Exercise instructions: Extract and list every line that contains the word "label".

>> Begin Given records

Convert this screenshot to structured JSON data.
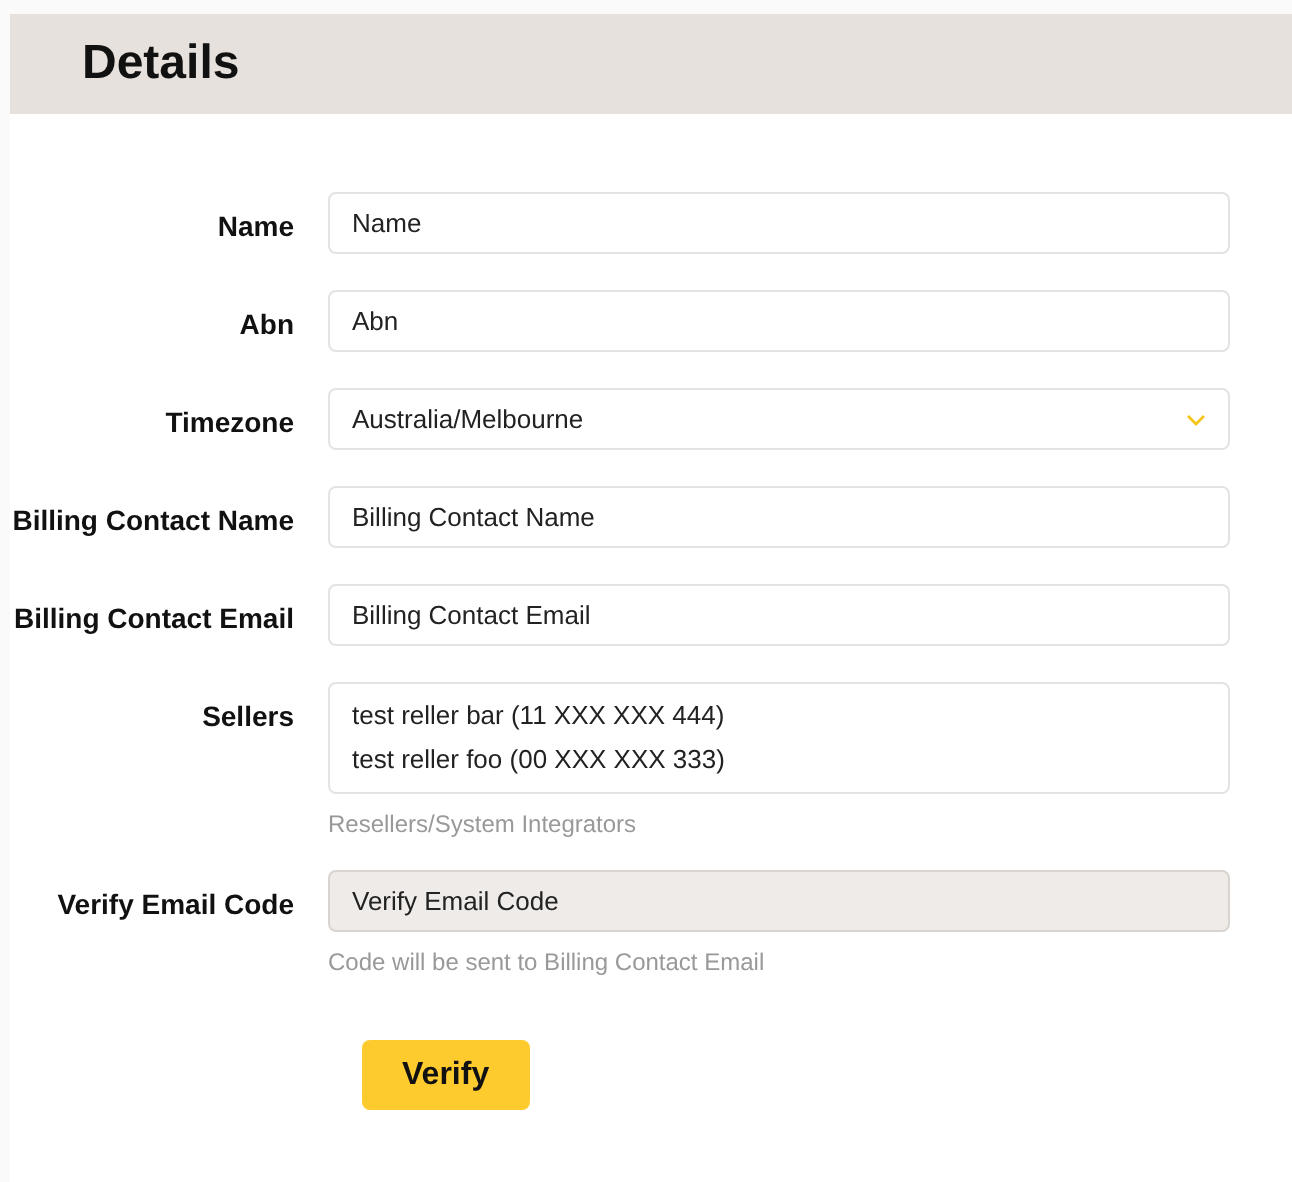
{
  "header": {
    "title": "Details"
  },
  "fields": [
    {
      "kind": "text",
      "label": "Name",
      "value": "Name",
      "disabled": false
    },
    {
      "kind": "text",
      "label": "Abn",
      "value": "Abn",
      "disabled": false
    },
    {
      "kind": "select",
      "label": "Timezone",
      "value": "Australia/Melbourne"
    },
    {
      "kind": "text",
      "label": "Billing Contact Name",
      "value": "Billing Contact Name",
      "disabled": false
    },
    {
      "kind": "text",
      "label": "Billing Contact Email",
      "value": "Billing Contact Email",
      "disabled": false
    },
    {
      "kind": "list",
      "label": "Sellers",
      "items": [
        "test reller bar (11 XXX XXX 444)",
        "test reller foo (00 XXX XXX 333)"
      ],
      "helper": "Resellers/System Integrators"
    },
    {
      "kind": "text",
      "label": "Verify Email Code",
      "value": "Verify Email Code",
      "disabled": true,
      "helper": "Code will be sent to Billing Contact Email"
    }
  ],
  "button": {
    "label": "Verify"
  }
}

>> End Given records

Exercise answer:
      "label": "Name",
      "label": "Abn",
      "label": "Timezone",
      "label": "Billing Contact Name",
      "label": "Billing Contact Email",
      "label": "Sellers",
      "label": "Verify Email Code",
    "label": "Verify"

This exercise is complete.